### TASK DIRECTIONS
Reproduce the rows below verbatim, from the first line up to and including the line with "Polygon shape: [120, 164, 176, 180]".

----

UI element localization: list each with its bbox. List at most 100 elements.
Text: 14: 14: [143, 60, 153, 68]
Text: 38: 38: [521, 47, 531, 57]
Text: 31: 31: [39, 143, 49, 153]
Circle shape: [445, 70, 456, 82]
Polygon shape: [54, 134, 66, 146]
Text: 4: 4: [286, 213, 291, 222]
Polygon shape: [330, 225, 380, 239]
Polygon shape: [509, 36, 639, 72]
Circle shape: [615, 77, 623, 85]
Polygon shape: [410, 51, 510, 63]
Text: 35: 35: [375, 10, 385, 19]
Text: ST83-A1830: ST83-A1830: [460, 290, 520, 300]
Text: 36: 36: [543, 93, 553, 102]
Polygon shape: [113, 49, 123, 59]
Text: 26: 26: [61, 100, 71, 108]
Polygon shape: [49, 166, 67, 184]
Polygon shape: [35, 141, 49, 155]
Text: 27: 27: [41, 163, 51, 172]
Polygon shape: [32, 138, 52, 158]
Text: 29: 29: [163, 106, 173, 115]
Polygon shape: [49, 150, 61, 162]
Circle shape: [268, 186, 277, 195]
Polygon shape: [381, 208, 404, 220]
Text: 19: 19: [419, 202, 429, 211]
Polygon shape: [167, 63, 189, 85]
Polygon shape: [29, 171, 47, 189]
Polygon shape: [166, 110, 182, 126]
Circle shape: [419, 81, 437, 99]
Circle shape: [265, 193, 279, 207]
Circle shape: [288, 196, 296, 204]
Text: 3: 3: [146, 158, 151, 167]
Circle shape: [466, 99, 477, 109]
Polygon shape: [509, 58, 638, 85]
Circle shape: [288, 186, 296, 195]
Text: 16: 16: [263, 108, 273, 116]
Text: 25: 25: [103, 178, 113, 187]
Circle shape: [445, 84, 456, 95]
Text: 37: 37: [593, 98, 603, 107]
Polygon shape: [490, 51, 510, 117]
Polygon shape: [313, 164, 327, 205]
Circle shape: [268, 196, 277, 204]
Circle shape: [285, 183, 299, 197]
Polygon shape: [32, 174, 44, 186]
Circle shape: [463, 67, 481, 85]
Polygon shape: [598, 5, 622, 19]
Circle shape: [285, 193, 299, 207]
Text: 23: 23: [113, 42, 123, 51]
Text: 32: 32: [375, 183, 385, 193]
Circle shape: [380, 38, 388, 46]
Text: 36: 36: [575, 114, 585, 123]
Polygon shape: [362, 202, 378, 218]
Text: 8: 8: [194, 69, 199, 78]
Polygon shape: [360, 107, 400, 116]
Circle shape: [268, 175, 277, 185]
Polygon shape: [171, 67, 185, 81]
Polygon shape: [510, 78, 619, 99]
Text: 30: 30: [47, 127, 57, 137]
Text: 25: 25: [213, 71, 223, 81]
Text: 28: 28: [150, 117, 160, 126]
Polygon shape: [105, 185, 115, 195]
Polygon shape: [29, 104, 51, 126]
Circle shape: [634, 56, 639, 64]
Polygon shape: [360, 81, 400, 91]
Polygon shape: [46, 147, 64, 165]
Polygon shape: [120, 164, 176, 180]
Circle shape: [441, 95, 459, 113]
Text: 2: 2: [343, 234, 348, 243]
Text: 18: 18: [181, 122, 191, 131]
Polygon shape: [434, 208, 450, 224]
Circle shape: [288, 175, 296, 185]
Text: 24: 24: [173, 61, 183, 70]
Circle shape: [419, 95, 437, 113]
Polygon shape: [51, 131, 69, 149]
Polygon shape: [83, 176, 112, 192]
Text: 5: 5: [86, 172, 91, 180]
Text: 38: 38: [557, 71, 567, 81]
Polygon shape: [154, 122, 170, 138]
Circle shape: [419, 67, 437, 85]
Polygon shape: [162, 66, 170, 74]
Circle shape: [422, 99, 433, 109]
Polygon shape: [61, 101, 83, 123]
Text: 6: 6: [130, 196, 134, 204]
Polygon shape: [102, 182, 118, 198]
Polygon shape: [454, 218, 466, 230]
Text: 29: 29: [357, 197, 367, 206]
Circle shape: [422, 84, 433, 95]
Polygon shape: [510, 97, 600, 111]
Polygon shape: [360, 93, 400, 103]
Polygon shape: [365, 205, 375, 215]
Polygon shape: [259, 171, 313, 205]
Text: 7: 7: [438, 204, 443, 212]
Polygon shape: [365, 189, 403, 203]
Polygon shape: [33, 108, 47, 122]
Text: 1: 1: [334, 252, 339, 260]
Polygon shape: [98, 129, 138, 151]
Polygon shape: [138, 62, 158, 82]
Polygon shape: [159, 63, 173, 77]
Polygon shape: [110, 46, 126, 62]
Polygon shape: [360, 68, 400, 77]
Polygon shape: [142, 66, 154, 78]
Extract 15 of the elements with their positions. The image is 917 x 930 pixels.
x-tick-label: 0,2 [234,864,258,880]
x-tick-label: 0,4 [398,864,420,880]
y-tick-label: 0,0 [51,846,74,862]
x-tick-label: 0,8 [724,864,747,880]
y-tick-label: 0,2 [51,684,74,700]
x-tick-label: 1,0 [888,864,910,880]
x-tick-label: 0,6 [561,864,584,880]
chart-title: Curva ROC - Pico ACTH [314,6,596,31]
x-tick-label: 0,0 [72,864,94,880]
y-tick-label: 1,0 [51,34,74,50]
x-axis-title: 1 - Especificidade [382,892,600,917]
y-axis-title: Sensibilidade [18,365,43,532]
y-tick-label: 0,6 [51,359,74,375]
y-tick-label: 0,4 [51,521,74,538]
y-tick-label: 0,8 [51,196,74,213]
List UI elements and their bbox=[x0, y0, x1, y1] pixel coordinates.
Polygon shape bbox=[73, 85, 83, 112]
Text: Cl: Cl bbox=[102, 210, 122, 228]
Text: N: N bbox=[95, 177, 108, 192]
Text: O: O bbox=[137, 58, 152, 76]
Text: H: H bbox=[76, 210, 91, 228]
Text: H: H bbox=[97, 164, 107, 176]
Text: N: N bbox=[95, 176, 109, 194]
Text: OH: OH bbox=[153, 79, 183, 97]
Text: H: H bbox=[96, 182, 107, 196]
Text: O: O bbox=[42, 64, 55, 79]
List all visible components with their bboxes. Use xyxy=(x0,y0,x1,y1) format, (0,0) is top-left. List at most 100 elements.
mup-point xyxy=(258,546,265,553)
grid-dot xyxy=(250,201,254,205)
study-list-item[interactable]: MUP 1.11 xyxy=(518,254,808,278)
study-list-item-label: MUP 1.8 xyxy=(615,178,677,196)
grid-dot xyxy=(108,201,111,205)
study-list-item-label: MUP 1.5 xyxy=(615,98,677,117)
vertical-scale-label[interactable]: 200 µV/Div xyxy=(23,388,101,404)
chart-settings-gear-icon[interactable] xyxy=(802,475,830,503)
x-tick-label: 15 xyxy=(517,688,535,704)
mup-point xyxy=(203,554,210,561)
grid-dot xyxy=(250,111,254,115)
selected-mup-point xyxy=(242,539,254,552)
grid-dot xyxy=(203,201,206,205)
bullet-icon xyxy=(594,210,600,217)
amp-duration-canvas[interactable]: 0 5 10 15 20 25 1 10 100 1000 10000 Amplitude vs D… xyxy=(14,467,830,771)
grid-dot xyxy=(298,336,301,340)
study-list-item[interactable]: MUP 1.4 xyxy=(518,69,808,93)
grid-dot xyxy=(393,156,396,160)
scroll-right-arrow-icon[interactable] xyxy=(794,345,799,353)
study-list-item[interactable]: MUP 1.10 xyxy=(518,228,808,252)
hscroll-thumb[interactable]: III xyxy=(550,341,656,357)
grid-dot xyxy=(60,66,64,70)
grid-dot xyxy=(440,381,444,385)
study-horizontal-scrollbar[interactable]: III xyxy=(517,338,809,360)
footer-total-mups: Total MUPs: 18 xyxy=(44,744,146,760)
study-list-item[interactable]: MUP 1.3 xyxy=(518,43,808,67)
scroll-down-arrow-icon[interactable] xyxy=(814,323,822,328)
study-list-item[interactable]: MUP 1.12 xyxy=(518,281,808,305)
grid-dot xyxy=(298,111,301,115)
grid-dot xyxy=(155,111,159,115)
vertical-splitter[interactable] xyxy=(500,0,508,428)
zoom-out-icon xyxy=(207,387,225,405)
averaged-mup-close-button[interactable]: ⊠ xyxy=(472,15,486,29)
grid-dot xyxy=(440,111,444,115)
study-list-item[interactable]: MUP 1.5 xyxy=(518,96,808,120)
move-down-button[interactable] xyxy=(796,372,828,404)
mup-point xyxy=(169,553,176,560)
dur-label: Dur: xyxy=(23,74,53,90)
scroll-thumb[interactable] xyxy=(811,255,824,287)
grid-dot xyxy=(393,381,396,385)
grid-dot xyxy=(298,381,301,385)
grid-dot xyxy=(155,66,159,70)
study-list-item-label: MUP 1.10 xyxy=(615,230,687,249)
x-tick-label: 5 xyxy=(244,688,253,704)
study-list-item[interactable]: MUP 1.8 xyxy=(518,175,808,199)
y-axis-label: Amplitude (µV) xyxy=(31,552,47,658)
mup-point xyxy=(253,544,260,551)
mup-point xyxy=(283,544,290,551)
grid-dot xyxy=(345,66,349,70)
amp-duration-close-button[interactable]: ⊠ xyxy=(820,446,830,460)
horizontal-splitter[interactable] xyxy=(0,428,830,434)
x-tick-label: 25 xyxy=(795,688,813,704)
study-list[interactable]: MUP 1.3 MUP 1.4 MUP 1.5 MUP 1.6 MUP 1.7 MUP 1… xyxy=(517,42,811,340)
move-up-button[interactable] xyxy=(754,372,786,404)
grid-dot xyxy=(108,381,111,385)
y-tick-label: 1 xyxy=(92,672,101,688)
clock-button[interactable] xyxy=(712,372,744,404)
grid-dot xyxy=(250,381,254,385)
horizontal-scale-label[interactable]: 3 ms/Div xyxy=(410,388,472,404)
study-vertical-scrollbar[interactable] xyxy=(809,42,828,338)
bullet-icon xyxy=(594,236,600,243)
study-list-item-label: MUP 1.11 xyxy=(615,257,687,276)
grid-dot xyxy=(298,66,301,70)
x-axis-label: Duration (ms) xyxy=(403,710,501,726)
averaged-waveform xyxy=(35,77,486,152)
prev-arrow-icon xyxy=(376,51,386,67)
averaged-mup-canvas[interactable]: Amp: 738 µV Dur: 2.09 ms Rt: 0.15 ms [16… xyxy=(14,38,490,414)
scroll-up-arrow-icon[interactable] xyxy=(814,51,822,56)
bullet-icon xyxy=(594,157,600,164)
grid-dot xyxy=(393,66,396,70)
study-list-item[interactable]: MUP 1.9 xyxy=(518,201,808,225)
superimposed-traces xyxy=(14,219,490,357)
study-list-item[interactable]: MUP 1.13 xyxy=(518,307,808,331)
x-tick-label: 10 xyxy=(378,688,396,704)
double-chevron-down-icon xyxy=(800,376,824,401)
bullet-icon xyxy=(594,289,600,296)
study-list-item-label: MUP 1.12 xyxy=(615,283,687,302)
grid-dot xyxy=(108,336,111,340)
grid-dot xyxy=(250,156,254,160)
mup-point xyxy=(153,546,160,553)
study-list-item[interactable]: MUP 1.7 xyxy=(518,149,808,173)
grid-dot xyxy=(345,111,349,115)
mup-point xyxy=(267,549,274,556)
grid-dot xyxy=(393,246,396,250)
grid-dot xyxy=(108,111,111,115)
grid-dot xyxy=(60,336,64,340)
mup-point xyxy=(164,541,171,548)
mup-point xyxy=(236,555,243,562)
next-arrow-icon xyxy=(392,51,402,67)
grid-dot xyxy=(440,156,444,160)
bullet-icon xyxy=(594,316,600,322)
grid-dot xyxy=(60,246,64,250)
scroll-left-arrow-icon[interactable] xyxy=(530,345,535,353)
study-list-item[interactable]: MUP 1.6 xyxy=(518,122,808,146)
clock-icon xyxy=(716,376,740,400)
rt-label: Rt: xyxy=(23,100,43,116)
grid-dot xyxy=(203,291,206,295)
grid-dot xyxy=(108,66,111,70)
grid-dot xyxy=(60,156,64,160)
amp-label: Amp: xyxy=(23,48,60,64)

----

### WRITTEN ANSWER
UI element localization: list each with its bbox. List at most 100 elements.
Text: 14: 14: [143, 60, 153, 68]
Text: 38: 38: [521, 47, 531, 57]
Text: 31: 31: [39, 143, 49, 153]
Circle shape: [445, 70, 456, 82]
Polygon shape: [54, 134, 66, 146]
Text: 4: 4: [286, 213, 291, 222]
Polygon shape: [330, 225, 380, 239]
Polygon shape: [509, 36, 639, 72]
Circle shape: [615, 77, 623, 85]
Polygon shape: [410, 51, 510, 63]
Text: 35: 35: [375, 10, 385, 19]
Text: ST83-A1830: ST83-A1830: [460, 290, 520, 300]
Text: 36: 36: [543, 93, 553, 102]
Polygon shape: [113, 49, 123, 59]
Text: 26: 26: [61, 100, 71, 108]
Polygon shape: [49, 166, 67, 184]
Polygon shape: [35, 141, 49, 155]
Text: 27: 27: [41, 163, 51, 172]
Polygon shape: [32, 138, 52, 158]
Text: 29: 29: [163, 106, 173, 115]
Polygon shape: [49, 150, 61, 162]
Circle shape: [268, 186, 277, 195]
Polygon shape: [381, 208, 404, 220]
Text: 19: 19: [419, 202, 429, 211]
Polygon shape: [167, 63, 189, 85]
Polygon shape: [29, 171, 47, 189]
Polygon shape: [166, 110, 182, 126]
Circle shape: [419, 81, 437, 99]
Circle shape: [265, 193, 279, 207]
Circle shape: [288, 196, 296, 204]
Text: 3: 3: [146, 158, 151, 167]
Circle shape: [466, 99, 477, 109]
Polygon shape: [509, 58, 638, 85]
Circle shape: [288, 186, 296, 195]
Text: 16: 16: [263, 108, 273, 116]
Text: 25: 25: [103, 178, 113, 187]
Circle shape: [445, 84, 456, 95]
Text: 37: 37: [593, 98, 603, 107]
Polygon shape: [490, 51, 510, 117]
Polygon shape: [313, 164, 327, 205]
Circle shape: [268, 196, 277, 204]
Circle shape: [285, 183, 299, 197]
Polygon shape: [32, 174, 44, 186]
Circle shape: [463, 67, 481, 85]
Polygon shape: [598, 5, 622, 19]
Circle shape: [285, 193, 299, 207]
Text: 23: 23: [113, 42, 123, 51]
Text: 32: 32: [375, 183, 385, 193]
Circle shape: [380, 38, 388, 46]
Text: 36: 36: [575, 114, 585, 123]
Polygon shape: [362, 202, 378, 218]
Text: 8: 8: [194, 69, 199, 78]
Polygon shape: [360, 107, 400, 116]
Circle shape: [268, 175, 277, 185]
Polygon shape: [171, 67, 185, 81]
Polygon shape: [510, 78, 619, 99]
Text: 30: 30: [47, 127, 57, 137]
Text: 25: 25: [213, 71, 223, 81]
Text: 28: 28: [150, 117, 160, 126]
Polygon shape: [105, 185, 115, 195]
Polygon shape: [29, 104, 51, 126]
Circle shape: [634, 56, 639, 64]
Polygon shape: [360, 81, 400, 91]
Polygon shape: [46, 147, 64, 165]
Polygon shape: [120, 164, 176, 180]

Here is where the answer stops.